**Exercise description:** Print the records again, character for character.

(Data records)
┄┄┄┄┄┄┄┄┄┄┄┄┄┄┄┄┄┄┄┄
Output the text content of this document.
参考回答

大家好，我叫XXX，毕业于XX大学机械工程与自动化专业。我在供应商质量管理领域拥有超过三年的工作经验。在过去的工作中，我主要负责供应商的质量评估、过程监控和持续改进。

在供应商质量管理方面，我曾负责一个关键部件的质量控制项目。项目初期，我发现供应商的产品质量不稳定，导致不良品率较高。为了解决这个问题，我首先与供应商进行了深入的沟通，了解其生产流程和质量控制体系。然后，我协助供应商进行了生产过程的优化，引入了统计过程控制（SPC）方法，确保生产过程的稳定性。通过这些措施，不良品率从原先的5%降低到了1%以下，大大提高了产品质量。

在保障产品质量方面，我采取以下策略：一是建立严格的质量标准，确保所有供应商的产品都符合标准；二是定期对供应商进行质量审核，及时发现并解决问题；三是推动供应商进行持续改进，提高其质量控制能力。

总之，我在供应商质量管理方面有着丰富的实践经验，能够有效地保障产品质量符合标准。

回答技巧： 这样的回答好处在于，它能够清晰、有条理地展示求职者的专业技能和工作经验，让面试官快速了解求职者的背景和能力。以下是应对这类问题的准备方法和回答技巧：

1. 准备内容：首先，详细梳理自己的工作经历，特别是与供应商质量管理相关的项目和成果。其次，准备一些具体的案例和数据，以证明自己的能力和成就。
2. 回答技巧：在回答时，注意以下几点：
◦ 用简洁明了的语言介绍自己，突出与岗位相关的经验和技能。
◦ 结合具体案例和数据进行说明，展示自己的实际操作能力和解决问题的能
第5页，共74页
┄┄┄┄┄┄┄┄┄┄┄┄┄┄┄┄┄┄┄┄
**Correct response:**
Output the text content of this document.
参考回答

大家好，我叫XXX，毕业于XX大学机械工程与自动化专业。我在供应商质量管理领域拥有超过三年的工作经验。在过去的工作中，我主要负责供应商的质量评估、过程监控和持续改进。

在供应商质量管理方面，我曾负责一个关键部件的质量控制项目。项目初期，我发现供应商的产品质量不稳定，导致不良品率较高。为了解决这个问题，我首先与供应商进行了深入的沟通，了解其生产流程和质量控制体系。然后，我协助供应商进行了生产过程的优化，引入了统计过程控制（SPC）方法，确保生产过程的稳定性。通过这些措施，不良品率从原先的5%降低到了1%以下，大大提高了产品质量。

在保障产品质量方面，我采取以下策略：一是建立严格的质量标准，确保所有供应商的产品都符合标准；二是定期对供应商进行质量审核，及时发现并解决问题；三是推动供应商进行持续改进，提高其质量控制能力。

总之，我在供应商质量管理方面有着丰富的实践经验，能够有效地保障产品质量符合标准。

回答技巧： 这样的回答好处在于，它能够清晰、有条理地展示求职者的专业技能和工作经验，让面试官快速了解求职者的背景和能力。以下是应对这类问题的准备方法和回答技巧：

1. 准备内容：首先，详细梳理自己的工作经历，特别是与供应商质量管理相关的项目和成果。其次，准备一些具体的案例和数据，以证明自己的能力和成就。
2. 回答技巧：在回答时，注意以下几点：
◦ 用简洁明了的语言介绍自己，突出与岗位相关的经验和技能。
◦ 结合具体案例和数据进行说明，展示自己的实际操作能力和解决问题的能
第5页，共74页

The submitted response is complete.